━━━━━ DATA LISTING ━━━━━
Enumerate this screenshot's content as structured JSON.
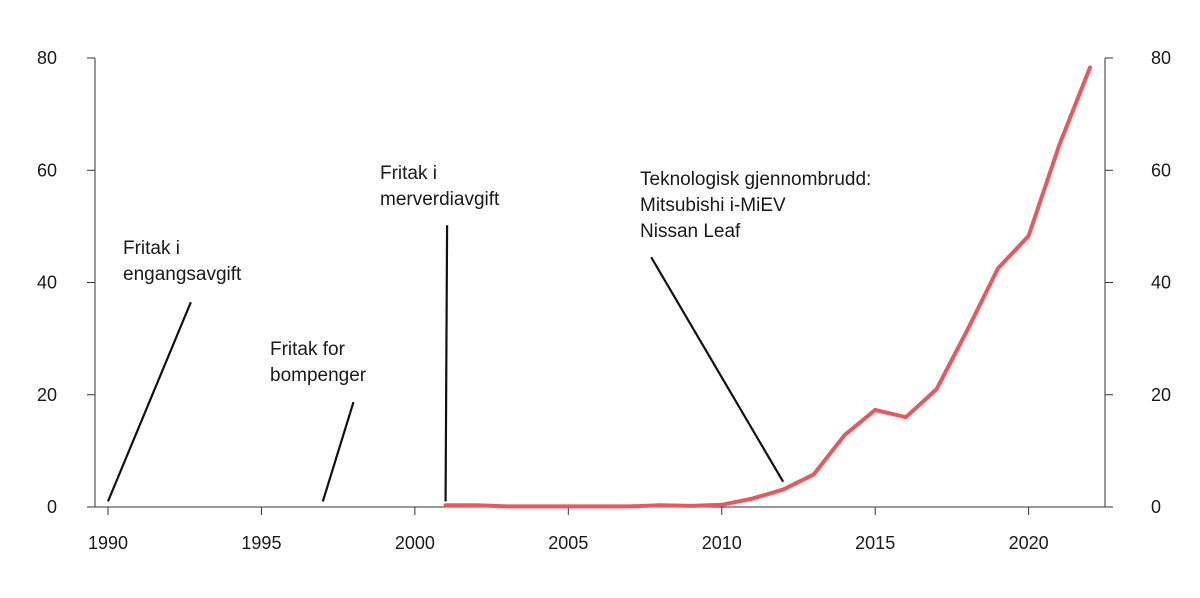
{
  "chart_data": {
    "type": "line",
    "title": "",
    "xlabel": "",
    "ylabel": "",
    "xlim": [
      1990,
      2022
    ],
    "ylim": [
      0,
      80
    ],
    "x_ticks": [
      "1990",
      "1995",
      "2000",
      "2005",
      "2010",
      "2015",
      "2020"
    ],
    "y_ticks_left": [
      "0",
      "20",
      "40",
      "60",
      "80"
    ],
    "y_ticks_right": [
      "0",
      "20",
      "40",
      "60",
      "80"
    ],
    "grid": false,
    "legend": "none",
    "series": [
      {
        "color": "#e8585c",
        "x": [
          2001,
          2002,
          2003,
          2004,
          2005,
          2006,
          2007,
          2008,
          2009,
          2010,
          2011,
          2012,
          2013,
          2014,
          2015,
          2016,
          2017,
          2018,
          2019,
          2020,
          2021,
          2022
        ],
        "y": [
          0.3,
          0.3,
          0.1,
          0.1,
          0.1,
          0.1,
          0.1,
          0.3,
          0.2,
          0.4,
          1.5,
          3.1,
          5.8,
          12.8,
          17.3,
          16.0,
          21.0,
          31.5,
          42.5,
          48.3,
          64.5,
          78.3
        ]
      }
    ],
    "annotations": [
      {
        "lines": [
          "Fritak i",
          "engangsavgift"
        ],
        "x": 1990,
        "y": 1,
        "tip_year": 1992.7,
        "tip_value": 36.5
      },
      {
        "lines": [
          "Fritak for",
          "bompenger"
        ],
        "x": 1997,
        "y": 1,
        "tip_year": 1998.0,
        "tip_value": 18.7
      },
      {
        "lines": [
          "Fritak i",
          "merverdiavgift"
        ],
        "x": 2001,
        "y": 1,
        "tip_year": 2001.05,
        "tip_value": 50.2
      },
      {
        "lines": [
          "Teknologisk gjennombrudd:",
          "Mitsubishi i-MiEV",
          "Nissan Leaf"
        ],
        "x": 2012,
        "y": 4.5,
        "tip_year": 2007.7,
        "tip_value": 44.5
      }
    ]
  }
}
━━━━━
■ **TASK REQUIREMENTS**: Your task is to repeat the material above exactly, without its pictures.

■ **TASK RESULT**:
Enumerate this screenshot's content as structured JSON.
{
  "chart_data": {
    "type": "line",
    "title": "",
    "xlabel": "",
    "ylabel": "",
    "xlim": [
      1990,
      2022
    ],
    "ylim": [
      0,
      80
    ],
    "x_ticks": [
      "1990",
      "1995",
      "2000",
      "2005",
      "2010",
      "2015",
      "2020"
    ],
    "y_ticks_left": [
      "0",
      "20",
      "40",
      "60",
      "80"
    ],
    "y_ticks_right": [
      "0",
      "20",
      "40",
      "60",
      "80"
    ],
    "grid": false,
    "legend": "none",
    "series": [
      {
        "color": "#e8585c",
        "x": [
          2001,
          2002,
          2003,
          2004,
          2005,
          2006,
          2007,
          2008,
          2009,
          2010,
          2011,
          2012,
          2013,
          2014,
          2015,
          2016,
          2017,
          2018,
          2019,
          2020,
          2021,
          2022
        ],
        "y": [
          0.3,
          0.3,
          0.1,
          0.1,
          0.1,
          0.1,
          0.1,
          0.3,
          0.2,
          0.4,
          1.5,
          3.1,
          5.8,
          12.8,
          17.3,
          16.0,
          21.0,
          31.5,
          42.5,
          48.3,
          64.5,
          78.3
        ]
      }
    ],
    "annotations": [
      {
        "lines": [
          "Fritak i",
          "engangsavgift"
        ],
        "x": 1990,
        "y": 1,
        "tip_year": 1992.7,
        "tip_value": 36.5
      },
      {
        "lines": [
          "Fritak for",
          "bompenger"
        ],
        "x": 1997,
        "y": 1,
        "tip_year": 1998.0,
        "tip_value": 18.7
      },
      {
        "lines": [
          "Fritak i",
          "merverdiavgift"
        ],
        "x": 2001,
        "y": 1,
        "tip_year": 2001.05,
        "tip_value": 50.2
      },
      {
        "lines": [
          "Teknologisk gjennombrudd:",
          "Mitsubishi i-MiEV",
          "Nissan Leaf"
        ],
        "x": 2012,
        "y": 4.5,
        "tip_year": 2007.7,
        "tip_value": 44.5
      }
    ]
  }
}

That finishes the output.